REQUIRED WORK: Each line containing the word "article" must be collected.

(Part of a data file)
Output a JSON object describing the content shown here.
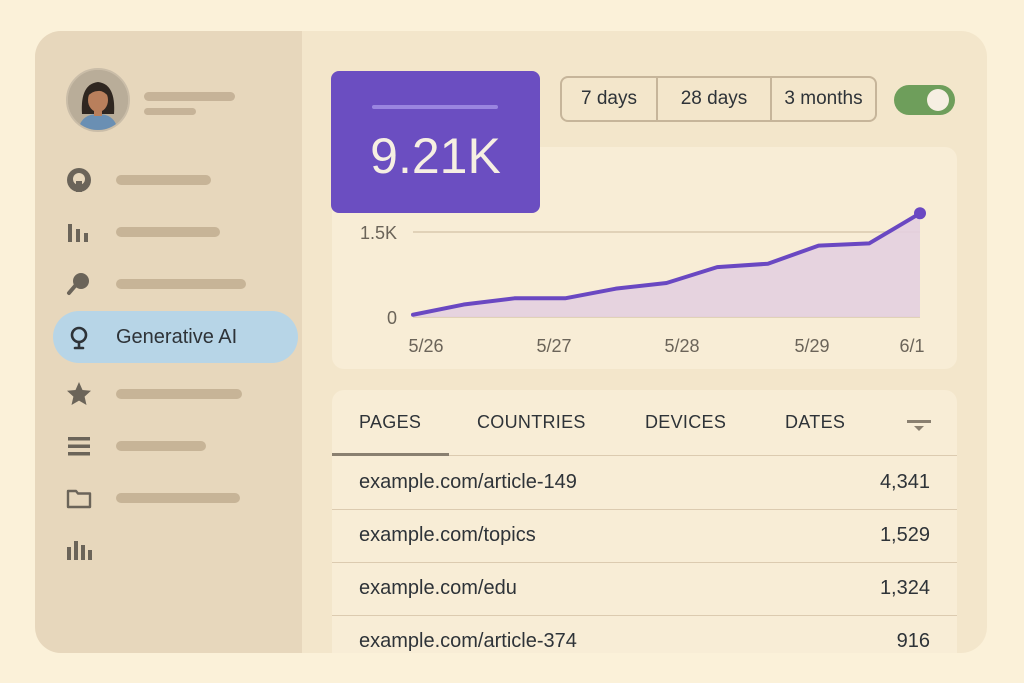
{
  "sidebar": {
    "avatar_icon": "user-avatar",
    "items": [
      {
        "icon": "github-icon"
      },
      {
        "icon": "bar-chart-icon"
      },
      {
        "icon": "search-icon"
      },
      {
        "icon": "lightbulb-icon",
        "label": "Generative AI",
        "active": true
      },
      {
        "icon": "star-icon"
      },
      {
        "icon": "list-icon"
      },
      {
        "icon": "folder-icon"
      },
      {
        "icon": "analytics-icon"
      }
    ]
  },
  "kpi": {
    "value": "9.21K"
  },
  "range": {
    "options": [
      "7 days",
      "28 days",
      "3 months"
    ]
  },
  "toggle": {
    "on": true
  },
  "chart_data": {
    "type": "area",
    "x_tick_labels": [
      "5/26",
      "5/27",
      "5/28",
      "5/29",
      "6/1"
    ],
    "y_tick_labels": [
      "1.5K",
      "0"
    ],
    "ylim": [
      0,
      1500
    ],
    "values": [
      40,
      220,
      330,
      330,
      500,
      600,
      880,
      940,
      1260,
      1300,
      1830
    ],
    "color": "#6a48c2",
    "fill": "#e3cfe0"
  },
  "table": {
    "tabs": [
      "PAGES",
      "COUNTRIES",
      "DEVICES",
      "DATES"
    ],
    "rows": [
      {
        "page": "example.com/article-149",
        "value": "4,341"
      },
      {
        "page": "example.com/topics",
        "value": "1,529"
      },
      {
        "page": "example.com/edu",
        "value": "1,324"
      },
      {
        "page": "example.com/article-374",
        "value": "916"
      }
    ]
  },
  "colors": {
    "accent": "#6b4ec1",
    "active_nav": "#b7d5e7",
    "toggle_on": "#6e9e5b"
  }
}
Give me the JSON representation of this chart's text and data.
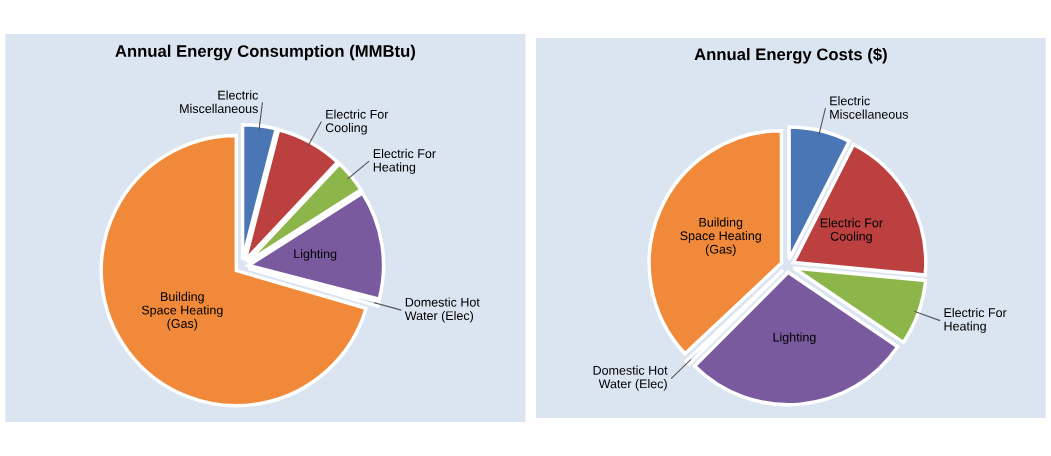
{
  "chart_data": [
    {
      "type": "pie",
      "title": "Annual Energy Consumption (MMBtu)",
      "categories": [
        "Electric\nMiscellaneous",
        "Electric For\nCooling",
        "Electric For\nHeating",
        "Lighting",
        "Domestic Hot\nWater (Elec)",
        "Building\nSpace Heating\n(Gas)"
      ],
      "values": [
        4,
        8,
        4,
        13,
        0.5,
        70.5
      ],
      "colors": [
        "#4a76b5",
        "#bd4040",
        "#8cb54a",
        "#7a5a9e",
        "#6fa8c8",
        "#f08a3a"
      ]
    },
    {
      "type": "pie",
      "title": "Annual Energy Costs ($)",
      "categories": [
        "Electric\nMiscellaneous",
        "Electric For\nCooling",
        "Electric For\nHeating",
        "Lighting",
        "Domestic Hot\nWater (Elec)",
        "Building\nSpace Heating\n(Gas)"
      ],
      "values": [
        7.5,
        19,
        8,
        28,
        0.5,
        37
      ],
      "colors": [
        "#4a76b5",
        "#bd4040",
        "#8cb54a",
        "#7a5a9e",
        "#6fa8c8",
        "#f08a3a"
      ]
    }
  ]
}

OUTPUT FOR THIS TASK:
        "page": "example.com/article-149",
        "page": "example.com/article-374",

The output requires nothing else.